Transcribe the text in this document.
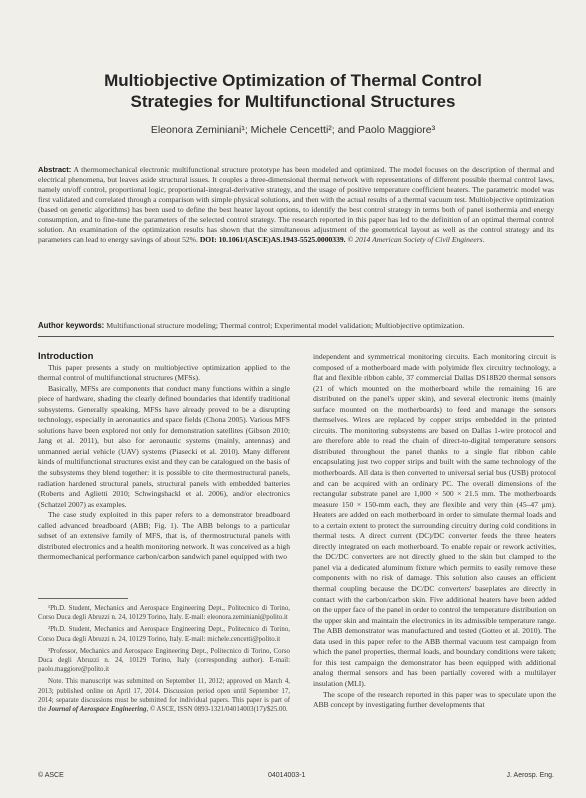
Multiobjective Optimization of Thermal Control
Strategies for Multifunctional Structures
Eleonora Zeminiani¹; Michele Cencetti²; and Paolo Maggiore³
Abstract: A thermomechanical electronic multifunctional structure prototype has been modeled and optimized. The model focuses on the description of thermal and electrical phenomena, but leaves aside structural issues. It couples a three-dimensional thermal network with representations of different possible thermal control laws, namely on/off control, proportional logic, proportional-integral-derivative strategy, and the usage of positive temperature coefficient heaters. The parametric model was first validated and correlated through a comparison with simple physical solutions, and then with the actual results of a thermal vacuum test. Multiobjective optimization (based on genetic algorithms) has been used to define the best heater layout options, to identify the best control strategy in terms both of panel isothermia and energy consumption, and to fine-tune the parameters of the selected control strategy. The research reported in this paper has led to the definition of an optimal thermal control solution. An examination of the optimization results has shown that the simultaneous adjustment of the geometrical layout as well as the control strategy and its parameters can lead to energy savings of about 52%. DOI: 10.1061/(ASCE)AS.1943-5525.0000339. © 2014 American Society of Civil Engineers.
Author keywords: Multifunctional structure modeling; Thermal control; Experimental model validation; Multiobjective optimization.

Introduction

This paper presents a study on multiobjective optimization applied to the thermal control of multifunctional structures (MFSs).

Basically, MFSs are components that conduct many functions within a single piece of hardware, shading the clearly defined boundaries that identify traditional subsystems. Generally speaking, MFSs have already proved to be a disrupting technology, especially in aeronautics and space fields (Chona 2005). Various MFS solutions have been explored not only for demonstration satellites (Gibson 2010; Jang et al. 2011), but also for aeronautic systems (mainly, antennas) and unmanned aerial vehicle (UAV) systems (Piasecki et al. 2010). Many different kinds of multifunctional structures exist and they can be catalogued on the basis of the subsystems they blend together: it is possible to cite thermostructural panels, radiation hardened structural panels, structural panels with embedded batteries (Roberts and Aglietti 2010; Schwingshackl et al. 2006), and/or electronics (Schatzel 2007) as examples.

The case study exploited in this paper refers to a demonstrator breadboard called advanced breadboard (ABB; Fig. 1). The ABB belongs to a particular subset of an extensive family of MFS, that is, of thermostructural panels with distributed electronics and a health monitoring network. It was conceived as a high thermomechanical performance carbon/carbon sandwich panel equipped with two

¹Ph.D. Student, Mechanics and Aerospace Engineering Dept., Politecnico di Torino, Corso Duca degli Abruzzi n. 24, 10129 Torino, Italy. E-mail: eleonora.zeminiani@polito.it

²Ph.D. Student, Mechanics and Aerospace Engineering Dept., Politecnico di Torino, Corso Duca degli Abruzzi n. 24, 10129 Torino, Italy. E-mail: michele.cencetti@polito.it

³Professor, Mechanics and Aerospace Engineering Dept., Politecnico di Torino, Corso Duca degli Abruzzi n. 24, 10129 Torino, Italy (corresponding author). E-mail: paolo.maggiore@polito.it

Note. This manuscript was submitted on September 11, 2012; approved on March 4, 2013; published online on April 17, 2014. Discussion period open until September 17, 2014; separate discussions must be submitted for individual papers. This paper is part of the Journal of Aerospace Engineering, © ASCE, ISSN 0893-1321/04014003(17)/$25.00.

independent and symmetrical monitoring circuits. Each monitoring circuit is composed of a motherboard made with polyimide flex circuitry technology, a flat and flexible ribbon cable, 37 commercial Dallas DS18B20 thermal sensors (21 of which mounted on the motherboard while the remaining 16 are distributed on the panel's upper skin), and several electronic items (mainly surface mounted on the motherboards) to feed and manage the sensors themselves. Wires are replaced by copper strips embedded in the printed circuits. The monitoring subsystems are based on Dallas 1-wire protocol and are therefore able to read the chain of direct-to-digital temperature sensors distributed throughout the panel thanks to a single flat ribbon cable encapsulating just two copper strips and built with the same technology of the motherboards. All data is then converted to universal serial bus (USB) protocol and can be acquired with an ordinary PC. The overall dimensions of the rectangular substrate panel are 1,000 × 500 × 21.5 mm. The motherboards measure 150 × 150-mm each, they are flexible and very thin (45–47 μm). Heaters are added on each motherboard in order to simulate thermal loads and to a certain extent to protect the surrounding circuitry during cold conditions in thermal tests. A direct current (DC)/DC converter feeds the three heaters directly integrated on each motherboard. To enable repair or rework activities, the DC/DC converters are not directly glued to the skin but clamped to the panel via a dedicated aluminum fixture which permits to easily remove these components with no risk of damage. This solution also causes an efficient thermal coupling because the DC/DC converters' baseplates are directly in contact with the carbon/carbon skin. Five additional heaters have been added on the upper face of the panel in order to control the temperature distribution on the upper skin and maintain the electronics in its admissible temperature range. The ABB demonstrator was manufactured and tested (Gotteo et al. 2010). The data used in this paper refer to the ABB thermal vacuum test campaign from which the panel properties, thermal loads, and boundary conditions were taken; for this test campaign the demonstrator has been equipped with additional analog thermal sensors and has been partially covered with a multilayer insulation (MLI).

The scope of the research reported in this paper was to speculate upon the ABB concept by investigating further developments that

© ASCE	04014003-1	J. Aerosp. Eng.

#### THE REQUEST
In your copy, repeat each record exactly and include no pictures.

#### COMPLETED TASK
Transcribe the text in this document.
Multiobjective Optimization of Thermal Control
Strategies for Multifunctional Structures
Eleonora Zeminiani¹; Michele Cencetti²; and Paolo Maggiore³
Abstract: A thermomechanical electronic multifunctional structure prototype has been modeled and optimized. The model focuses on the description of thermal and electrical phenomena, but leaves aside structural issues. It couples a three-dimensional thermal network with representations of different possible thermal control laws, namely on/off control, proportional logic, proportional-integral-derivative strategy, and the usage of positive temperature coefficient heaters. The parametric model was first validated and correlated through a comparison with simple physical solutions, and then with the actual results of a thermal vacuum test. Multiobjective optimization (based on genetic algorithms) has been used to define the best heater layout options, to identify the best control strategy in terms both of panel isothermia and energy consumption, and to fine-tune the parameters of the selected control strategy. The research reported in this paper has led to the definition of an optimal thermal control solution. An examination of the optimization results has shown that the simultaneous adjustment of the geometrical layout as well as the control strategy and its parameters can lead to energy savings of about 52%. DOI: 10.1061/(ASCE)AS.1943-5525.0000339. © 2014 American Society of Civil Engineers.
Author keywords: Multifunctional structure modeling; Thermal control; Experimental model validation; Multiobjective optimization.

Introduction

This paper presents a study on multiobjective optimization applied to the thermal control of multifunctional structures (MFSs).

Basically, MFSs are components that conduct many functions within a single piece of hardware, shading the clearly defined boundaries that identify traditional subsystems. Generally speaking, MFSs have already proved to be a disrupting technology, especially in aeronautics and space fields (Chona 2005). Various MFS solutions have been explored not only for demonstration satellites (Gibson 2010; Jang et al. 2011), but also for aeronautic systems (mainly, antennas) and unmanned aerial vehicle (UAV) systems (Piasecki et al. 2010). Many different kinds of multifunctional structures exist and they can be catalogued on the basis of the subsystems they blend together: it is possible to cite thermostructural panels, radiation hardened structural panels, structural panels with embedded batteries (Roberts and Aglietti 2010; Schwingshackl et al. 2006), and/or electronics (Schatzel 2007) as examples.

The case study exploited in this paper refers to a demonstrator breadboard called advanced breadboard (ABB; Fig. 1). The ABB belongs to a particular subset of an extensive family of MFS, that is, of thermostructural panels with distributed electronics and a health monitoring network. It was conceived as a high thermomechanical performance carbon/carbon sandwich panel equipped with two

¹Ph.D. Student, Mechanics and Aerospace Engineering Dept., Politecnico di Torino, Corso Duca degli Abruzzi n. 24, 10129 Torino, Italy. E-mail: eleonora.zeminiani@polito.it

²Ph.D. Student, Mechanics and Aerospace Engineering Dept., Politecnico di Torino, Corso Duca degli Abruzzi n. 24, 10129 Torino, Italy. E-mail: michele.cencetti@polito.it

³Professor, Mechanics and Aerospace Engineering Dept., Politecnico di Torino, Corso Duca degli Abruzzi n. 24, 10129 Torino, Italy (corresponding author). E-mail: paolo.maggiore@polito.it

Note. This manuscript was submitted on September 11, 2012; approved on March 4, 2013; published online on April 17, 2014. Discussion period open until September 17, 2014; separate discussions must be submitted for individual papers. This paper is part of the Journal of Aerospace Engineering, © ASCE, ISSN 0893-1321/04014003(17)/$25.00.

independent and symmetrical monitoring circuits. Each monitoring circuit is composed of a motherboard made with polyimide flex circuitry technology, a flat and flexible ribbon cable, 37 commercial Dallas DS18B20 thermal sensors (21 of which mounted on the motherboard while the remaining 16 are distributed on the panel's upper skin), and several electronic items (mainly surface mounted on the motherboards) to feed and manage the sensors themselves. Wires are replaced by copper strips embedded in the printed circuits. The monitoring subsystems are based on Dallas 1-wire protocol and are therefore able to read the chain of direct-to-digital temperature sensors distributed throughout the panel thanks to a single flat ribbon cable encapsulating just two copper strips and built with the same technology of the motherboards. All data is then converted to universal serial bus (USB) protocol and can be acquired with an ordinary PC. The overall dimensions of the rectangular substrate panel are 1,000 × 500 × 21.5 mm. The motherboards measure 150 × 150-mm each, they are flexible and very thin (45–47 μm). Heaters are added on each motherboard in order to simulate thermal loads and to a certain extent to protect the surrounding circuitry during cold conditions in thermal tests. A direct current (DC)/DC converter feeds the three heaters directly integrated on each motherboard. To enable repair or rework activities, the DC/DC converters are not directly glued to the skin but clamped to the panel via a dedicated aluminum fixture which permits to easily remove these components with no risk of damage. This solution also causes an efficient thermal coupling because the DC/DC converters' baseplates are directly in contact with the carbon/carbon skin. Five additional heaters have been added on the upper face of the panel in order to control the temperature distribution on the upper skin and maintain the electronics in its admissible temperature range. The ABB demonstrator was manufactured and tested (Gotteo et al. 2010). The data used in this paper refer to the ABB thermal vacuum test campaign from which the panel properties, thermal loads, and boundary conditions were taken; for this test campaign the demonstrator has been equipped with additional analog thermal sensors and has been partially covered with a multilayer insulation (MLI).

The scope of the research reported in this paper was to speculate upon the ABB concept by investigating further developments that

© ASCE	04014003-1	J. Aerosp. Eng.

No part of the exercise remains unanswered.